# [PROVIDED RECORDS]
____________________
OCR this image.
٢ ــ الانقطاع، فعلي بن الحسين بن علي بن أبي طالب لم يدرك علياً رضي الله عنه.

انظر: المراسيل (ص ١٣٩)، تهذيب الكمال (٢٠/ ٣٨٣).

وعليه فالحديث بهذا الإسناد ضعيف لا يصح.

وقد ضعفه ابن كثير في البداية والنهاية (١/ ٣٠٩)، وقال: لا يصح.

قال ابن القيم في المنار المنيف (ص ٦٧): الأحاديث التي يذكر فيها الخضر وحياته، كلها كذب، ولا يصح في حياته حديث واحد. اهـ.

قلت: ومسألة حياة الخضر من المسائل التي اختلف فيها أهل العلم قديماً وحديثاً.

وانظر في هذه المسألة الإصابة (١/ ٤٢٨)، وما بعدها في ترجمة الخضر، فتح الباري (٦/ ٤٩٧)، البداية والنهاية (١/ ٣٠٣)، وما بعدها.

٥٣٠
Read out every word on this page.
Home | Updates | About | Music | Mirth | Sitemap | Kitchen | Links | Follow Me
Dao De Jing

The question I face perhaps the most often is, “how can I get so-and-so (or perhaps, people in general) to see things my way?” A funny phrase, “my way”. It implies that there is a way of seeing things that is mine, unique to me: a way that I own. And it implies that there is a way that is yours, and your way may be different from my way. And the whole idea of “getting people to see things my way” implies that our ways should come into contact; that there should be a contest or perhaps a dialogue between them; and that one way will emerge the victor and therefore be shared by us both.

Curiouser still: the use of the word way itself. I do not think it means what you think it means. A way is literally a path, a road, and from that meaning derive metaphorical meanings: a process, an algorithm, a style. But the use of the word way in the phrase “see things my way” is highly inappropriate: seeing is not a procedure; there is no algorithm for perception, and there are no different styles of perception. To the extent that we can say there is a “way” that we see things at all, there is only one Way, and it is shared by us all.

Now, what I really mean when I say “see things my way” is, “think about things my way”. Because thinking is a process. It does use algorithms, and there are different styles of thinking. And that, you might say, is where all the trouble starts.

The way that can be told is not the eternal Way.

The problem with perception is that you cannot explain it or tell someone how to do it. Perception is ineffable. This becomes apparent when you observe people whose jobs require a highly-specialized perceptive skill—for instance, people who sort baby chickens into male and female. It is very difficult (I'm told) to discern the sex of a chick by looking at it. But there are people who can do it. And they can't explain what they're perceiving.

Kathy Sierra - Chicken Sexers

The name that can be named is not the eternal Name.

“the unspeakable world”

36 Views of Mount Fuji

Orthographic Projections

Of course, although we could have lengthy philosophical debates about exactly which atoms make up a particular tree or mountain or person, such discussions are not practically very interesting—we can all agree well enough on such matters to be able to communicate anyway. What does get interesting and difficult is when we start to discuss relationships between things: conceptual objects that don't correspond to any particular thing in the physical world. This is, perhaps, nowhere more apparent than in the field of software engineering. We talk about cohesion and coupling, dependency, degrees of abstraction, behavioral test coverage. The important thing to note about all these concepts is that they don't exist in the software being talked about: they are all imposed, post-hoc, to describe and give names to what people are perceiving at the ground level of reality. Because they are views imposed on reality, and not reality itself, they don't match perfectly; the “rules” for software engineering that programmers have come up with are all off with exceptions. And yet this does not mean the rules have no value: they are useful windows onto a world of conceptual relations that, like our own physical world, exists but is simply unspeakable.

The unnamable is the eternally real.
____________________
# [AIM]
Scan the listing above. Collect all lines with the word "think".

# [SOLVED EXERCISE]
Curiouser still: the use of the word way itself. I do not think it means what you think it means. A way is literally a path, a road, and from that meaning derive metaphorical meanings: a process, an algorithm, a style. But the use of the word way in the phrase “see things my way” is highly inappropriate: seeing is not a procedure; there is no algorithm for perception, and there are no different styles of perception. To the extent that we can say there is a “way” that we see things at all, there is only one Way, and it is shared by us all.
Now, what I really mean when I say “see things my way” is, “think about things my way”. Because thinking is a process. It does use algorithms, and there are different styles of thinking. And that, you might say, is where all the trouble starts.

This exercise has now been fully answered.